■ Required task
Reproduce the records below, swapping every "candle-body" for "candlestick-body" and leaving everything else the same.

■ Material for the task
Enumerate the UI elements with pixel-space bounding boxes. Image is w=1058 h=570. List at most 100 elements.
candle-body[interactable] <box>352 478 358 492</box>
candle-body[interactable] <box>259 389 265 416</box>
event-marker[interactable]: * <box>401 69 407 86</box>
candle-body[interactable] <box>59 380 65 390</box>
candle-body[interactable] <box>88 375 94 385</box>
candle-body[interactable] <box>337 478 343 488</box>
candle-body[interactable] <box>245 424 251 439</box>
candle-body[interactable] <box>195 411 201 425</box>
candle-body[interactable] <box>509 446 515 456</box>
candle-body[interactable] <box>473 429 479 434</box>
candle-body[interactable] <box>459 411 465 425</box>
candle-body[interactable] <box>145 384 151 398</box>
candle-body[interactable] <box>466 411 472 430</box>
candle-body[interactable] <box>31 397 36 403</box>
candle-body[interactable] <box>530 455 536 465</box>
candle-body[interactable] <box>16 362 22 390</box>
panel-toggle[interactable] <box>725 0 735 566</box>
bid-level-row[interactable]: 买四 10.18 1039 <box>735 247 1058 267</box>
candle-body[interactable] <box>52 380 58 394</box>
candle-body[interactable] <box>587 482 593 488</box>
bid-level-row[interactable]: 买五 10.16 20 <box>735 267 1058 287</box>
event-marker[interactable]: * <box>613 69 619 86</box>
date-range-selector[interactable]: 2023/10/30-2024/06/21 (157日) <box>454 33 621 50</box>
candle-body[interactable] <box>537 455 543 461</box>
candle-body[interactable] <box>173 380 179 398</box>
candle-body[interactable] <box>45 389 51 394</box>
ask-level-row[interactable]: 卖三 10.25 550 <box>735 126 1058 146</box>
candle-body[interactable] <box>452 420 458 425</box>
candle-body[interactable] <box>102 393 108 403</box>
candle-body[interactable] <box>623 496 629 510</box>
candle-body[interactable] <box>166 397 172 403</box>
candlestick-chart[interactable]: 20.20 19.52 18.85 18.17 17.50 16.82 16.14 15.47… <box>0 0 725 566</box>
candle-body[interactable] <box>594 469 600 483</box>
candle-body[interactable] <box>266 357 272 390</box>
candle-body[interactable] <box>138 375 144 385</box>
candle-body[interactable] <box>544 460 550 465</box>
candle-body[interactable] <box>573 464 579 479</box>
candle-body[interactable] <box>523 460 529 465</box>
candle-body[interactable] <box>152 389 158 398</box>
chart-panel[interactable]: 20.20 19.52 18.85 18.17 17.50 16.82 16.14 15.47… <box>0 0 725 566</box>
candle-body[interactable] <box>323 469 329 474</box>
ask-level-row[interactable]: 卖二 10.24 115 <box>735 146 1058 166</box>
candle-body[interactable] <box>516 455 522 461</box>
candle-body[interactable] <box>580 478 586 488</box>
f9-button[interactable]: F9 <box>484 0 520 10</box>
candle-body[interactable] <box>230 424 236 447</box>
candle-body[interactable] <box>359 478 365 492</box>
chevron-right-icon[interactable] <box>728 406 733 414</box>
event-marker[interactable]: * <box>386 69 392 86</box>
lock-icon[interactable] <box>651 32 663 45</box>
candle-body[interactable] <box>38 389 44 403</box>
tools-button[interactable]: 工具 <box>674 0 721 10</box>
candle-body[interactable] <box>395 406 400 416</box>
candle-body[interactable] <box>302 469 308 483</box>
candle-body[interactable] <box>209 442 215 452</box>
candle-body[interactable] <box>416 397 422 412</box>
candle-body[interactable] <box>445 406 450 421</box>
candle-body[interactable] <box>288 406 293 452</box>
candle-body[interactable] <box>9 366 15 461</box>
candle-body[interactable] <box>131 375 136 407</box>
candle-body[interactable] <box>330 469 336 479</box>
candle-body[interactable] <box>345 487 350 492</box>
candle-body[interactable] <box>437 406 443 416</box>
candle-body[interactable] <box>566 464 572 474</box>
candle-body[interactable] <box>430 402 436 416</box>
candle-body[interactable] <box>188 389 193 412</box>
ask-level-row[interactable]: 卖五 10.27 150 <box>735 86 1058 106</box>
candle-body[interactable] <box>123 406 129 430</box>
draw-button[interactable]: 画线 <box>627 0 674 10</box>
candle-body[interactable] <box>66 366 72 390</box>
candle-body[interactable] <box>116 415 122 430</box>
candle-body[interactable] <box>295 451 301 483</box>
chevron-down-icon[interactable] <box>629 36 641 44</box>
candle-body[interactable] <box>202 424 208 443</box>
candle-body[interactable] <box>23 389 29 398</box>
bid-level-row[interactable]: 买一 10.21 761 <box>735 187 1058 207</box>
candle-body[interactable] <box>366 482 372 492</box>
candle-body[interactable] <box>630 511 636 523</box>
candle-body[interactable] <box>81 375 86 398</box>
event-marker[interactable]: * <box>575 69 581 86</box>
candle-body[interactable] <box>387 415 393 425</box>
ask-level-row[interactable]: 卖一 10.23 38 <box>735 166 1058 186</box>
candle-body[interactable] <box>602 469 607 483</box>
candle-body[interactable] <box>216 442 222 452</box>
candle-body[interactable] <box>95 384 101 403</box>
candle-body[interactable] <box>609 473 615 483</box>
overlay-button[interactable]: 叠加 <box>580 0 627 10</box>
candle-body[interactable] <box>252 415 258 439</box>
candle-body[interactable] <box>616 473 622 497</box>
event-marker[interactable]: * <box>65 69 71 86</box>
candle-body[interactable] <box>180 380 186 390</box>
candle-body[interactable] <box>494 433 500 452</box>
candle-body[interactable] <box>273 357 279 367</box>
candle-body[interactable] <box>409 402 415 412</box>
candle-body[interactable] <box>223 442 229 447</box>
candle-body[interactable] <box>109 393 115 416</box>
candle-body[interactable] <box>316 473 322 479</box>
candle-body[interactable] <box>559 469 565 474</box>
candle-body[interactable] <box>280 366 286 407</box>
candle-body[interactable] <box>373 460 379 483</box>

■ Exercise output
Enumerate the UI elements with pixel-space bounding boxes. Image is w=1058 h=570. List at most 100 elements.
candlestick-body[interactable] <box>352 478 358 492</box>
candlestick-body[interactable] <box>259 389 265 416</box>
event-marker[interactable]: * <box>401 69 407 86</box>
candlestick-body[interactable] <box>59 380 65 390</box>
candlestick-body[interactable] <box>88 375 94 385</box>
candlestick-body[interactable] <box>337 478 343 488</box>
candlestick-body[interactable] <box>245 424 251 439</box>
candlestick-body[interactable] <box>195 411 201 425</box>
candlestick-body[interactable] <box>509 446 515 456</box>
candlestick-body[interactable] <box>473 429 479 434</box>
candlestick-body[interactable] <box>459 411 465 425</box>
candlestick-body[interactable] <box>145 384 151 398</box>
candlestick-body[interactable] <box>466 411 472 430</box>
candlestick-body[interactable] <box>31 397 36 403</box>
candlestick-body[interactable] <box>530 455 536 465</box>
candlestick-body[interactable] <box>16 362 22 390</box>
panel-toggle[interactable] <box>725 0 735 566</box>
bid-level-row[interactable]: 买四 10.18 1039 <box>735 247 1058 267</box>
candlestick-body[interactable] <box>52 380 58 394</box>
candlestick-body[interactable] <box>587 482 593 488</box>
bid-level-row[interactable]: 买五 10.16 20 <box>735 267 1058 287</box>
event-marker[interactable]: * <box>613 69 619 86</box>
date-range-selector[interactable]: 2023/10/30-2024/06/21 (157日) <box>454 33 621 50</box>
candlestick-body[interactable] <box>537 455 543 461</box>
candlestick-body[interactable] <box>173 380 179 398</box>
candlestick-body[interactable] <box>45 389 51 394</box>
ask-level-row[interactable]: 卖三 10.25 550 <box>735 126 1058 146</box>
candlestick-body[interactable] <box>452 420 458 425</box>
candlestick-body[interactable] <box>102 393 108 403</box>
candlestick-body[interactable] <box>623 496 629 510</box>
candlestick-body[interactable] <box>166 397 172 403</box>
candlestick-chart[interactable]: 20.20 19.52 18.85 18.17 17.50 16.82 16.14 15.47… <box>0 0 725 566</box>
candlestick-body[interactable] <box>594 469 600 483</box>
candlestick-body[interactable] <box>266 357 272 390</box>
candlestick-body[interactable] <box>138 375 144 385</box>
candlestick-body[interactable] <box>544 460 550 465</box>
candlestick-body[interactable] <box>573 464 579 479</box>
candlestick-body[interactable] <box>523 460 529 465</box>
candlestick-body[interactable] <box>152 389 158 398</box>
chart-panel[interactable]: 20.20 19.52 18.85 18.17 17.50 16.82 16.14 15.47… <box>0 0 725 566</box>
candlestick-body[interactable] <box>323 469 329 474</box>
ask-level-row[interactable]: 卖二 10.24 115 <box>735 146 1058 166</box>
candlestick-body[interactable] <box>516 455 522 461</box>
candlestick-body[interactable] <box>580 478 586 488</box>
f9-button[interactable]: F9 <box>484 0 520 10</box>
candlestick-body[interactable] <box>230 424 236 447</box>
candlestick-body[interactable] <box>359 478 365 492</box>
chevron-right-icon[interactable] <box>728 406 733 414</box>
event-marker[interactable]: * <box>386 69 392 86</box>
lock-icon[interactable] <box>651 32 663 45</box>
candlestick-body[interactable] <box>38 389 44 403</box>
tools-button[interactable]: 工具 <box>674 0 721 10</box>
candlestick-body[interactable] <box>395 406 400 416</box>
candlestick-body[interactable] <box>302 469 308 483</box>
candlestick-body[interactable] <box>209 442 215 452</box>
candlestick-body[interactable] <box>416 397 422 412</box>
candlestick-body[interactable] <box>445 406 450 421</box>
candlestick-body[interactable] <box>288 406 293 452</box>
candlestick-body[interactable] <box>9 366 15 461</box>
candlestick-body[interactable] <box>131 375 136 407</box>
candlestick-body[interactable] <box>330 469 336 479</box>
candlestick-body[interactable] <box>345 487 350 492</box>
candlestick-body[interactable] <box>437 406 443 416</box>
candlestick-body[interactable] <box>566 464 572 474</box>
candlestick-body[interactable] <box>430 402 436 416</box>
candlestick-body[interactable] <box>188 389 193 412</box>
ask-level-row[interactable]: 卖五 10.27 150 <box>735 86 1058 106</box>
candlestick-body[interactable] <box>123 406 129 430</box>
draw-button[interactable]: 画线 <box>627 0 674 10</box>
candlestick-body[interactable] <box>66 366 72 390</box>
candlestick-body[interactable] <box>116 415 122 430</box>
candlestick-body[interactable] <box>295 451 301 483</box>
chevron-down-icon[interactable] <box>629 36 641 44</box>
candlestick-body[interactable] <box>202 424 208 443</box>
candlestick-body[interactable] <box>23 389 29 398</box>
bid-level-row[interactable]: 买一 10.21 761 <box>735 187 1058 207</box>
candlestick-body[interactable] <box>366 482 372 492</box>
candlestick-body[interactable] <box>630 511 636 523</box>
candlestick-body[interactable] <box>81 375 86 398</box>
event-marker[interactable]: * <box>575 69 581 86</box>
candlestick-body[interactable] <box>387 415 393 425</box>
ask-level-row[interactable]: 卖一 10.23 38 <box>735 166 1058 186</box>
candlestick-body[interactable] <box>602 469 607 483</box>
candlestick-body[interactable] <box>216 442 222 452</box>
candlestick-body[interactable] <box>95 384 101 403</box>
candlestick-body[interactable] <box>609 473 615 483</box>
overlay-button[interactable]: 叠加 <box>580 0 627 10</box>
candlestick-body[interactable] <box>252 415 258 439</box>
candlestick-body[interactable] <box>616 473 622 497</box>
event-marker[interactable]: * <box>65 69 71 86</box>
candlestick-body[interactable] <box>180 380 186 390</box>
candlestick-body[interactable] <box>494 433 500 452</box>
candlestick-body[interactable] <box>273 357 279 367</box>
candlestick-body[interactable] <box>409 402 415 412</box>
candlestick-body[interactable] <box>223 442 229 447</box>
candlestick-body[interactable] <box>109 393 115 416</box>
candlestick-body[interactable] <box>316 473 322 479</box>
candlestick-body[interactable] <box>559 469 565 474</box>
candlestick-body[interactable] <box>280 366 286 407</box>
candlestick-body[interactable] <box>373 460 379 483</box>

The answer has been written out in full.